Isolate every line in the data with the string "việc" and copy it.

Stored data
#####
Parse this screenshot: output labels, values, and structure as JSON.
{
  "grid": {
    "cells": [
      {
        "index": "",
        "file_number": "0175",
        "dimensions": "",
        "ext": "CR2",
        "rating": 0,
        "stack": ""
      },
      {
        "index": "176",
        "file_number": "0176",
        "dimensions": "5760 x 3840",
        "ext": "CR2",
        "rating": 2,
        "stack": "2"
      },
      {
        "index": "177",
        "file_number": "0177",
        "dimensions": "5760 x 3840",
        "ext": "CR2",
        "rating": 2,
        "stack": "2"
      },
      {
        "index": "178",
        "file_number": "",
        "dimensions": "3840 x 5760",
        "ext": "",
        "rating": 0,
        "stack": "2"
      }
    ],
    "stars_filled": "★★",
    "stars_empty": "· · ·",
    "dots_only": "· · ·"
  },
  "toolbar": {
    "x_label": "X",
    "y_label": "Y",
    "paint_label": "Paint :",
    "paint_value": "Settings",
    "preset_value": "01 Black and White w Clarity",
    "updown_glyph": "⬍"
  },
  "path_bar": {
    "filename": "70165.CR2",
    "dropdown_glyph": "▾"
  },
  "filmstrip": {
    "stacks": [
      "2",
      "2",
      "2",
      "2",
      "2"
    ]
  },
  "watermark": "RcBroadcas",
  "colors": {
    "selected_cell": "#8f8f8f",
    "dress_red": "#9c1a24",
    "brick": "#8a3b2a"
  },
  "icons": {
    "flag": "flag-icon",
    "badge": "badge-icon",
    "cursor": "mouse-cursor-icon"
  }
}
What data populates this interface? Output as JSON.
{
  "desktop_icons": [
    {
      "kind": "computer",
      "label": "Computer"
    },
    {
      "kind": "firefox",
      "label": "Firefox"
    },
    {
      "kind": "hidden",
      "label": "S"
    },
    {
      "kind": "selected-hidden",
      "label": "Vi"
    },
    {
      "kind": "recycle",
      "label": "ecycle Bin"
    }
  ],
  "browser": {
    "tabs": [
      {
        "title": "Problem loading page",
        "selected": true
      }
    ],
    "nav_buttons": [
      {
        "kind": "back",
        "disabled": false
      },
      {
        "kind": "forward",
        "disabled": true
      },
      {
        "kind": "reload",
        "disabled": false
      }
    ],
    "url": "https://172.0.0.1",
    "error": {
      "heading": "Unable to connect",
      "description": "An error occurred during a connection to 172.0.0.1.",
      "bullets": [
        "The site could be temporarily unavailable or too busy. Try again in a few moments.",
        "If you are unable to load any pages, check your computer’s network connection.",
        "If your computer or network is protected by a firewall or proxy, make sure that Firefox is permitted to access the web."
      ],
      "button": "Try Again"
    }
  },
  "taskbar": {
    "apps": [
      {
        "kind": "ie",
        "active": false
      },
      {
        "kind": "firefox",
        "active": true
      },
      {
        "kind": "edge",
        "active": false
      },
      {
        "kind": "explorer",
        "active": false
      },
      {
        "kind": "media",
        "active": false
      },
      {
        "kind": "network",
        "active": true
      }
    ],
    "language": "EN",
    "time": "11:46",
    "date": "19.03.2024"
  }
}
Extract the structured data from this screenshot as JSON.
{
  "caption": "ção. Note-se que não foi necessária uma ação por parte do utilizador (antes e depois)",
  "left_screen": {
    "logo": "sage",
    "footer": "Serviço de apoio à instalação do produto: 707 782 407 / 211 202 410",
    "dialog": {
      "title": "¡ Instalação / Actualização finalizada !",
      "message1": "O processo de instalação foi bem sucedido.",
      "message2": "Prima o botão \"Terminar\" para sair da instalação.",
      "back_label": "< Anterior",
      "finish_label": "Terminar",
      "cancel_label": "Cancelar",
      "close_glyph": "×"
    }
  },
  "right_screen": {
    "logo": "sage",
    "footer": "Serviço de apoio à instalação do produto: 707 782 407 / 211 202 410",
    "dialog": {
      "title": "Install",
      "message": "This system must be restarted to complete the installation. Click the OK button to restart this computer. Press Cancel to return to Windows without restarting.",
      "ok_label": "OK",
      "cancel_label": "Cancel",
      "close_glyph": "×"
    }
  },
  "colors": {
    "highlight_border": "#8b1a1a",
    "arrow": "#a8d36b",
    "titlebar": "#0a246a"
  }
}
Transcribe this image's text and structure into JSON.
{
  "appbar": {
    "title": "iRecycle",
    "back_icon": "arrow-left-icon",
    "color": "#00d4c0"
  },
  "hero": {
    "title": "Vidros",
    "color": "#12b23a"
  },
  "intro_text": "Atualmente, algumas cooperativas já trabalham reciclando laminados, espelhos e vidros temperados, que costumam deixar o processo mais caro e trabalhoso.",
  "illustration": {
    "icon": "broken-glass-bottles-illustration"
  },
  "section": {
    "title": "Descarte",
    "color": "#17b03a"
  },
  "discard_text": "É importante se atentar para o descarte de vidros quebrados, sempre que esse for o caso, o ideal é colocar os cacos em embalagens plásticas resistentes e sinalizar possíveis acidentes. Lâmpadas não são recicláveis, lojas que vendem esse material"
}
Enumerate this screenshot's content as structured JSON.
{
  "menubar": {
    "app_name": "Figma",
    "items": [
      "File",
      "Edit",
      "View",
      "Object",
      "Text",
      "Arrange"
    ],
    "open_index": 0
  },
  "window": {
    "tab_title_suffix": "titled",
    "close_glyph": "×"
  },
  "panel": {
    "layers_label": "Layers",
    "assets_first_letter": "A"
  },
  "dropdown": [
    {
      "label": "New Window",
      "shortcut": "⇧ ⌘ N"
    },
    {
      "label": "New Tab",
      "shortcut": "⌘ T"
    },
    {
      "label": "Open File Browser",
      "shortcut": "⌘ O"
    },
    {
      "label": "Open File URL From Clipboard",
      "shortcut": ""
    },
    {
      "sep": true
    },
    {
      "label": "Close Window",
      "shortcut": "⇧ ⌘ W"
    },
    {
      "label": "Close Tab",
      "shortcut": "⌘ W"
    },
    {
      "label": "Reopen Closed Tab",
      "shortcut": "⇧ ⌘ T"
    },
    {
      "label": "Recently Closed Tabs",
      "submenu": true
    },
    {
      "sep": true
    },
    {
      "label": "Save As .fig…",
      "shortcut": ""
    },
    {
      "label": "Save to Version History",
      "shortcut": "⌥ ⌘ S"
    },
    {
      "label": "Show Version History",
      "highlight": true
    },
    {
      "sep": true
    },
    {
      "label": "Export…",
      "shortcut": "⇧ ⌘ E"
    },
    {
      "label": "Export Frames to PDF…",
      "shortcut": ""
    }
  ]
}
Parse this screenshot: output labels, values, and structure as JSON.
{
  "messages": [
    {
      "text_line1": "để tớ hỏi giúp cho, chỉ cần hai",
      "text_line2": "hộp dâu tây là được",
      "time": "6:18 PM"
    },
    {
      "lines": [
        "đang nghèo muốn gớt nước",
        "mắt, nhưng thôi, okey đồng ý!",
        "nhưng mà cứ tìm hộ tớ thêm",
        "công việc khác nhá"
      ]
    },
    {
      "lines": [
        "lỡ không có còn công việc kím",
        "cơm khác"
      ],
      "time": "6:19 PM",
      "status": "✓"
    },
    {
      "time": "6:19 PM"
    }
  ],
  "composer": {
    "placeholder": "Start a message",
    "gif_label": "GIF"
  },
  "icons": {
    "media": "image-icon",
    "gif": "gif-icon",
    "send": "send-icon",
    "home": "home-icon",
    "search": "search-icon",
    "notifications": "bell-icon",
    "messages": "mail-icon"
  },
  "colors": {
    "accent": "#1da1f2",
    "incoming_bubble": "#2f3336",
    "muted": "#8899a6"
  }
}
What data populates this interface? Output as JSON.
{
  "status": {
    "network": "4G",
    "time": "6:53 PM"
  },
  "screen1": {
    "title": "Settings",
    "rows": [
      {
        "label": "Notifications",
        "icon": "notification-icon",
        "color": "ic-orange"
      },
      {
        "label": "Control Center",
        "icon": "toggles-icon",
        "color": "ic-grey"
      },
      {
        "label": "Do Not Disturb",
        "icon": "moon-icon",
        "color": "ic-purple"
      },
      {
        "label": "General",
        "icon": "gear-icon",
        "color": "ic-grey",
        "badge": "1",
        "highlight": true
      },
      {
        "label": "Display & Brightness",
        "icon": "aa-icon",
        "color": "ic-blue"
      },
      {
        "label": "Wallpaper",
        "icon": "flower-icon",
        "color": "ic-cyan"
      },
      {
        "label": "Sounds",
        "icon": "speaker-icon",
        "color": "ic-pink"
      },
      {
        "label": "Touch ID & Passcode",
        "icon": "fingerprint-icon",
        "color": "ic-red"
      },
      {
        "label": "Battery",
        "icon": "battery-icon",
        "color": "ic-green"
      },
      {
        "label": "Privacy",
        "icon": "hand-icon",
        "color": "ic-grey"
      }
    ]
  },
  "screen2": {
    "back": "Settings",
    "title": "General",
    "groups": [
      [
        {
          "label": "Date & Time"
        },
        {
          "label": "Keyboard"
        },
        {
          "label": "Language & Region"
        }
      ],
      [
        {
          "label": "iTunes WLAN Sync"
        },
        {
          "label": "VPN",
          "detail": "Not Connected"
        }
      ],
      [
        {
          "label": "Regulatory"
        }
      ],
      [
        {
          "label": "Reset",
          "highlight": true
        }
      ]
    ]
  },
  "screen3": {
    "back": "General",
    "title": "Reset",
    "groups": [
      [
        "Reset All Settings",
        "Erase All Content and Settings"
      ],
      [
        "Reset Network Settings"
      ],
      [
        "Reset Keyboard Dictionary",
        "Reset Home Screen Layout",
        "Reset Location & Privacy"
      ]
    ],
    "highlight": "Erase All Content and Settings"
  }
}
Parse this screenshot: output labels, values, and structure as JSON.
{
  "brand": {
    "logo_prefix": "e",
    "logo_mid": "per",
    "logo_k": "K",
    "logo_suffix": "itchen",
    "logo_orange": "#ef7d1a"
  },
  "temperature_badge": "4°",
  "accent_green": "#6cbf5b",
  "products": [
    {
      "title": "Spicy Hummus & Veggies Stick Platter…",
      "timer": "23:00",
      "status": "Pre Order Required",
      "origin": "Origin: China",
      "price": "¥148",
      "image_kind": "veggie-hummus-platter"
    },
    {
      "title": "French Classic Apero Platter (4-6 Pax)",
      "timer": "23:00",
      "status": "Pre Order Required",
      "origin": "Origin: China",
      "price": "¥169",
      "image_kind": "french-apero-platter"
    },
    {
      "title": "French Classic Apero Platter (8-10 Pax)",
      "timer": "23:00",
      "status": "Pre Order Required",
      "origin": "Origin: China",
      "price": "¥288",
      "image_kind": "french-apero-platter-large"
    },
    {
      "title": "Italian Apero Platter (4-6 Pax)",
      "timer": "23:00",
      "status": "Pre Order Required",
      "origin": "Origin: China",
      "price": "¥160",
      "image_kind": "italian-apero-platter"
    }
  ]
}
#####
ANSWER TO THE TASK ->
        "công việc khác nhá"
        "lỡ không có còn công việc kím",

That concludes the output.